DIRECTIONS FOR THIS TASK: The entries below should be given again exactly, minus their pictures.

(Saved entries)
◆ ◆ ◆

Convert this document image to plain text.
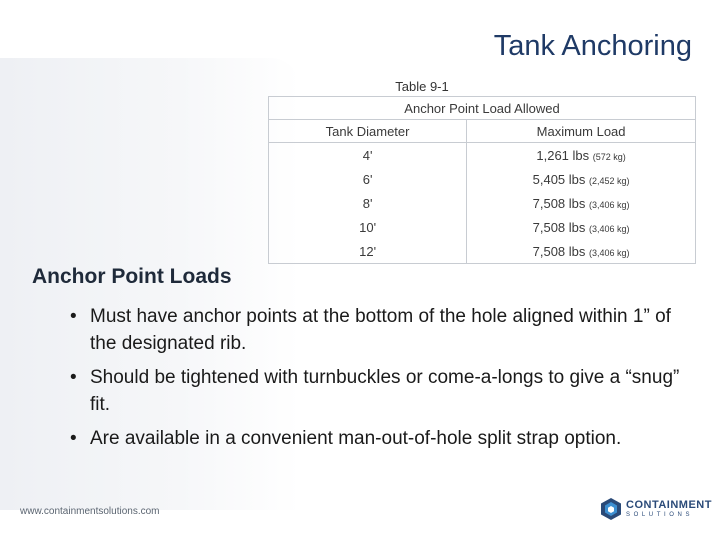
Tank Anchoring
Table 9-1
Anchor Point Load Allowed	
Tank Diameter	Maximum Load
4'	1,261 lbs (572 kg)
6'	5,405 lbs (2,452 kg)
8'	7,508 lbs (3,406 kg)
10'	7,508 lbs (3,406 kg)
12'	7,508 lbs (3,406 kg)
Anchor Point Loads
• Must have anchor points at the bottom of the hole aligned within 1” of the designated rib.
• Should be tightened with turnbuckles or come-a-longs to give a “snug” fit.
• Are available in a convenient man-out-of-hole split strap option.
www.containmentsolutions.com
CONTAINMENT
SOLUTIONS
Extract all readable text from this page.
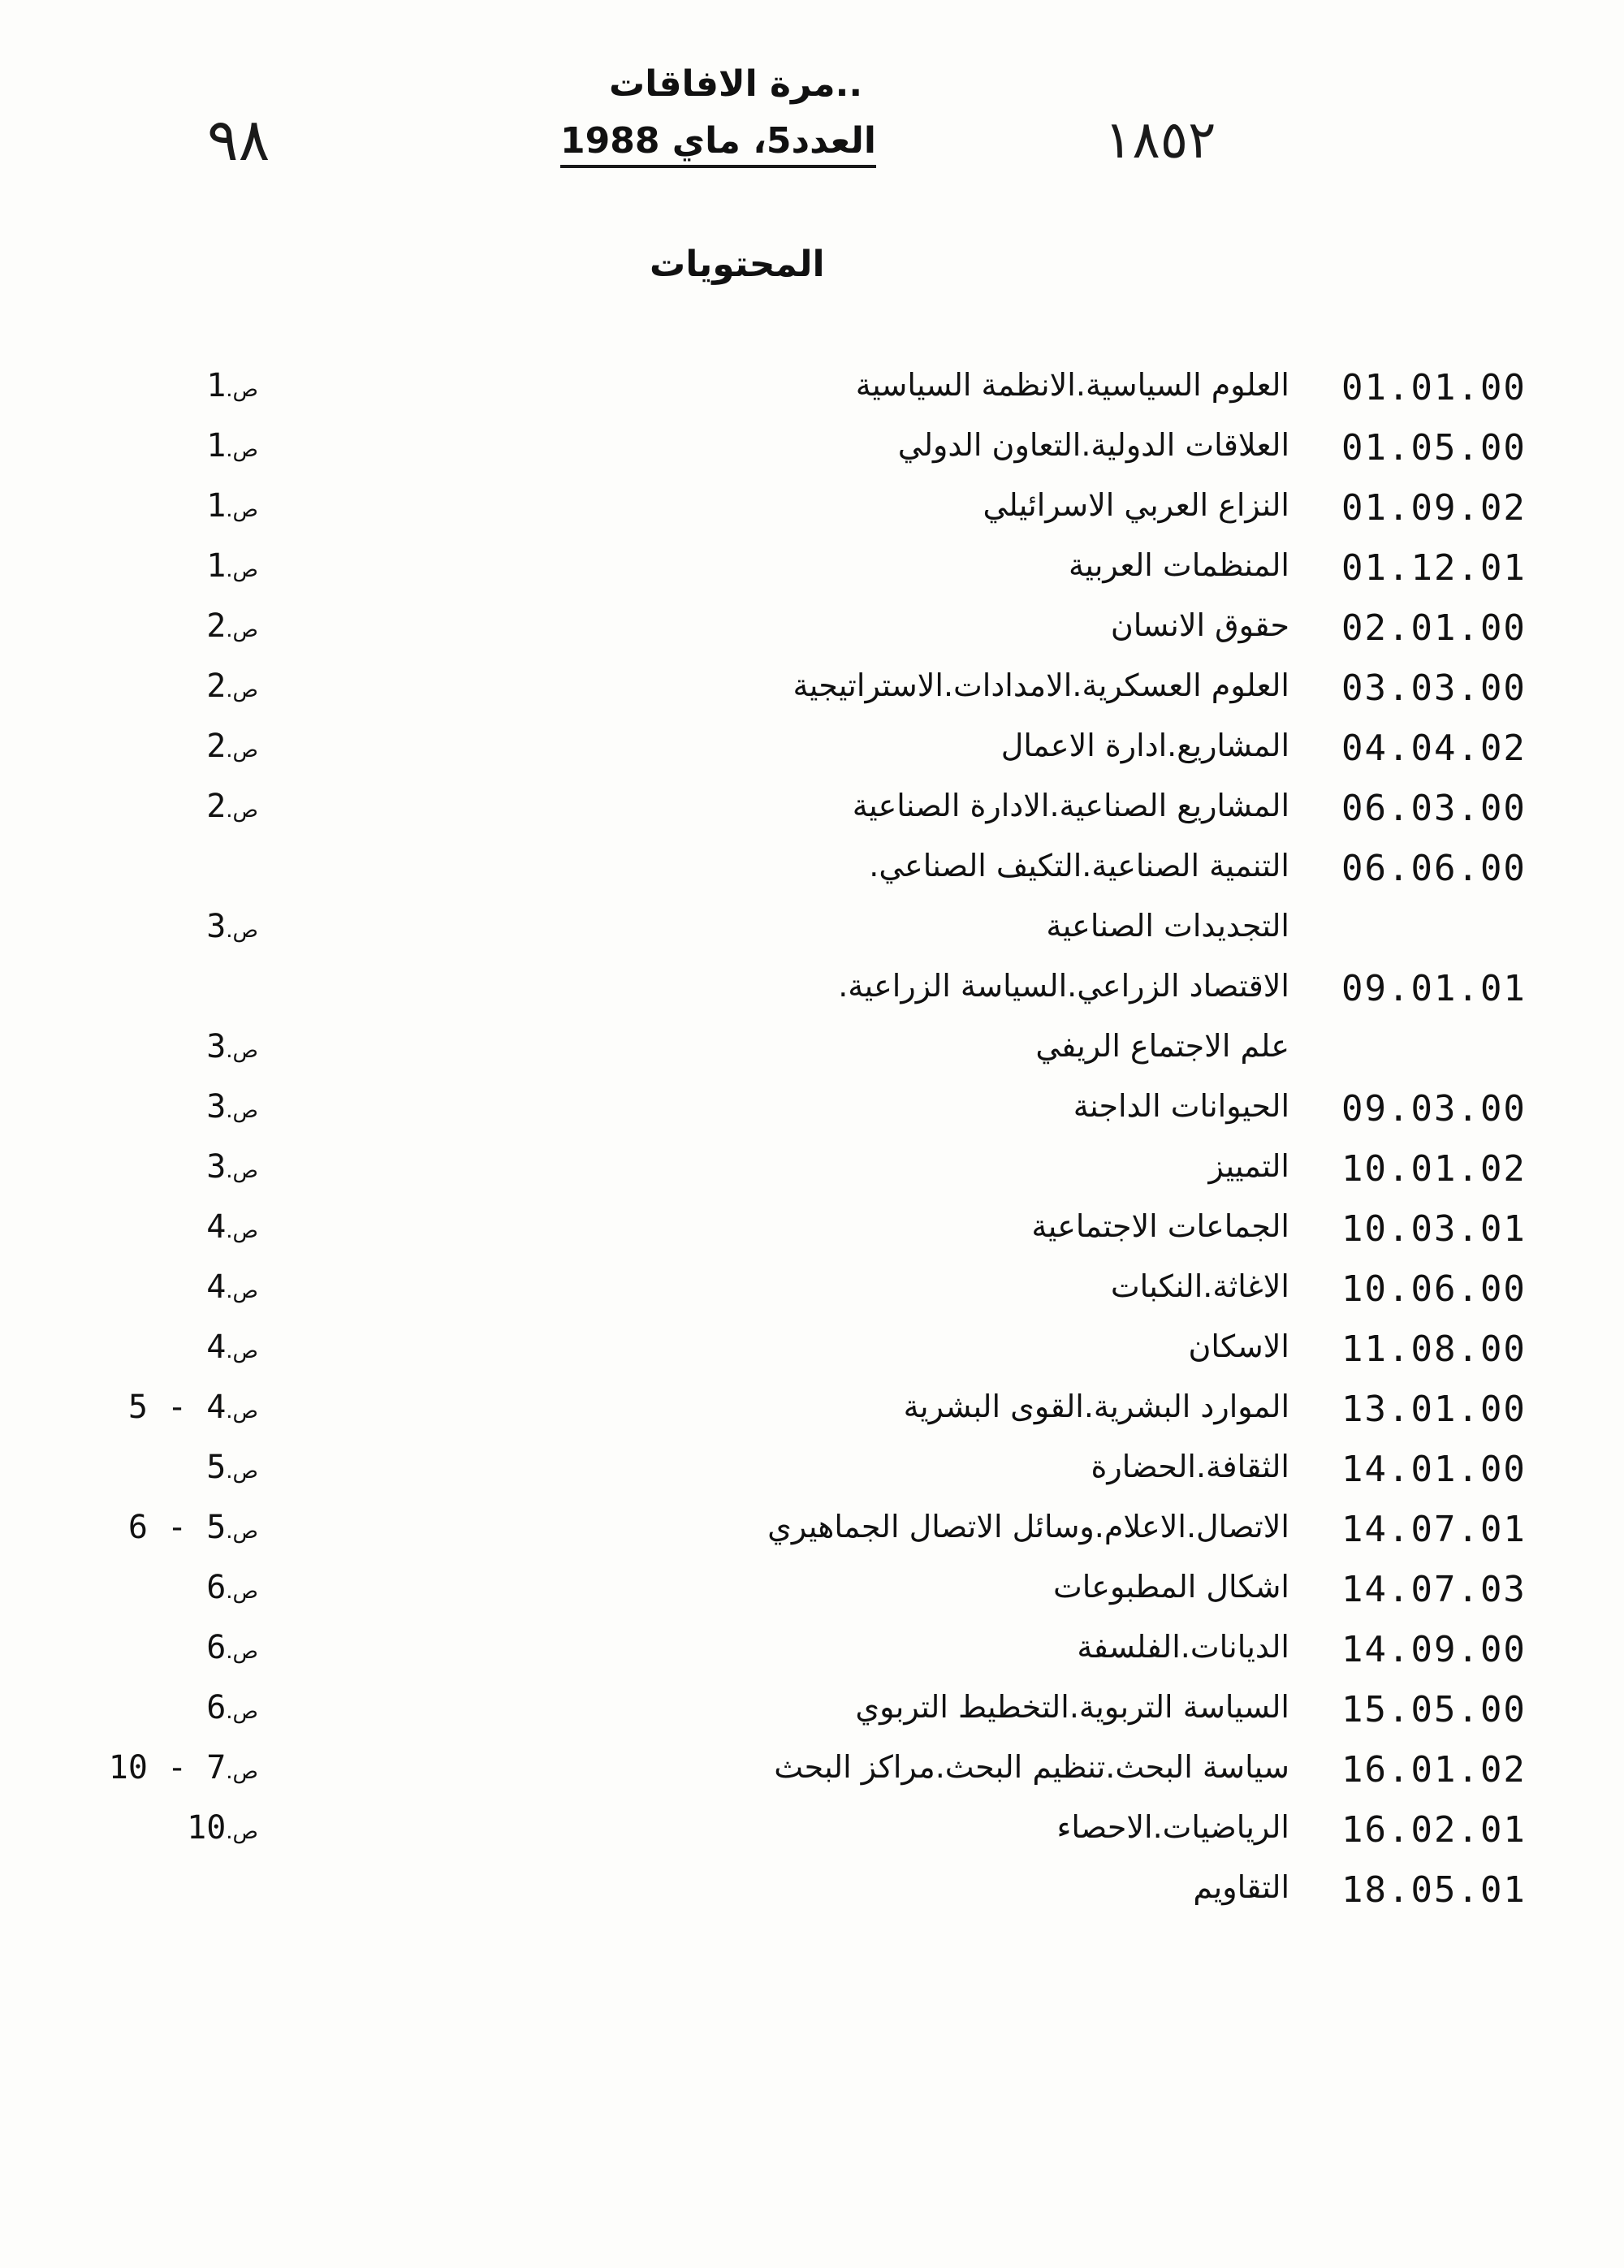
٩٨	١٨٥٢
..مرة الافاقات
العدد5، ماي 1988
المحتويات
01.01.00
العلوم السياسية.الانظمة السياسية
ص.1
01.05.00
العلاقات الدولية.التعاون الدولي
ص.1
01.09.02
النزاع العربي الاسرائيلي
ص.1
01.12.01
المنظمات العربية
ص.1
02.01.00
حقوق الانسان
ص.2
03.03.00
العلوم العسكرية.الامدادات.الاستراتيجية
ص.2
04.04.02
المشاريع.ادارة الاعمال
ص.2
06.03.00
المشاريع الصناعية.الادارة الصناعية
ص.2
06.06.00
التنمية الصناعية.التكيف الصناعي.
التجديدات الصناعية
ص.3
09.01.01
الاقتصاد الزراعي.السياسة الزراعية.
علم الاجتماع الريفي
ص.3
09.03.00
الحيوانات الداجنة
ص.3
10.01.02
التمييز
ص.3
10.03.01
الجماعات الاجتماعية
ص.4
10.06.00
الاغاثة.النكبات
ص.4
11.08.00
الاسكان
ص.4
13.01.00
الموارد البشرية.القوى البشرية
ص.4 - 5
14.01.00
الثقافة.الحضارة
ص.5
14.07.01
الاتصال.الاعلام.وسائل الاتصال الجماهيري
ص.5 - 6
14.07.03
اشكال المطبوعات
ص.6
14.09.00
الديانات.الفلسفة
ص.6
15.05.00
السياسة التربوية.التخطيط التربوي
ص.6
16.01.02
سياسة البحث.تنظيم البحث.مراكز البحث
ص.7 - 10
16.02.01
الرياضيات.الاحصاء
ص.10
18.05.01
التقاويم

◆ ◆ ◆

FINISHED TASK:
Convert this document image to plain text.
Tank Anchoring
Table 9-1
Anchor Point Load Allowed	
Tank Diameter	Maximum Load
4'	1,261 lbs (572 kg)
6'	5,405 lbs (2,452 kg)
8'	7,508 lbs (3,406 kg)
10'	7,508 lbs (3,406 kg)
12'	7,508 lbs (3,406 kg)
Anchor Point Loads
• Must have anchor points at the bottom of the hole aligned within 1” of the designated rib.
• Should be tightened with turnbuckles or come-a-longs to give a “snug” fit.
• Are available in a convenient man-out-of-hole split strap option.
www.containmentsolutions.com
CONTAINMENT
SOLUTIONS
Extract all readable text from this page.
٩٨	١٨٥٢
..مرة الافاقات
العدد5، ماي 1988
المحتويات
01.01.00
العلوم السياسية.الانظمة السياسية
ص.1
01.05.00
العلاقات الدولية.التعاون الدولي
ص.1
01.09.02
النزاع العربي الاسرائيلي
ص.1
01.12.01
المنظمات العربية
ص.1
02.01.00
حقوق الانسان
ص.2
03.03.00
العلوم العسكرية.الامدادات.الاستراتيجية
ص.2
04.04.02
المشاريع.ادارة الاعمال
ص.2
06.03.00
المشاريع الصناعية.الادارة الصناعية
ص.2
06.06.00
التنمية الصناعية.التكيف الصناعي.
التجديدات الصناعية
ص.3
09.01.01
الاقتصاد الزراعي.السياسة الزراعية.
علم الاجتماع الريفي
ص.3
09.03.00
الحيوانات الداجنة
ص.3
10.01.02
التمييز
ص.3
10.03.01
الجماعات الاجتماعية
ص.4
10.06.00
الاغاثة.النكبات
ص.4
11.08.00
الاسكان
ص.4
13.01.00
الموارد البشرية.القوى البشرية
ص.4 - 5
14.01.00
الثقافة.الحضارة
ص.5
14.07.01
الاتصال.الاعلام.وسائل الاتصال الجماهيري
ص.5 - 6
14.07.03
اشكال المطبوعات
ص.6
14.09.00
الديانات.الفلسفة
ص.6
15.05.00
السياسة التربوية.التخطيط التربوي
ص.6
16.01.02
سياسة البحث.تنظيم البحث.مراكز البحث
ص.7 - 10
16.02.01
الرياضيات.الاحصاء
ص.10
18.05.01
التقاويم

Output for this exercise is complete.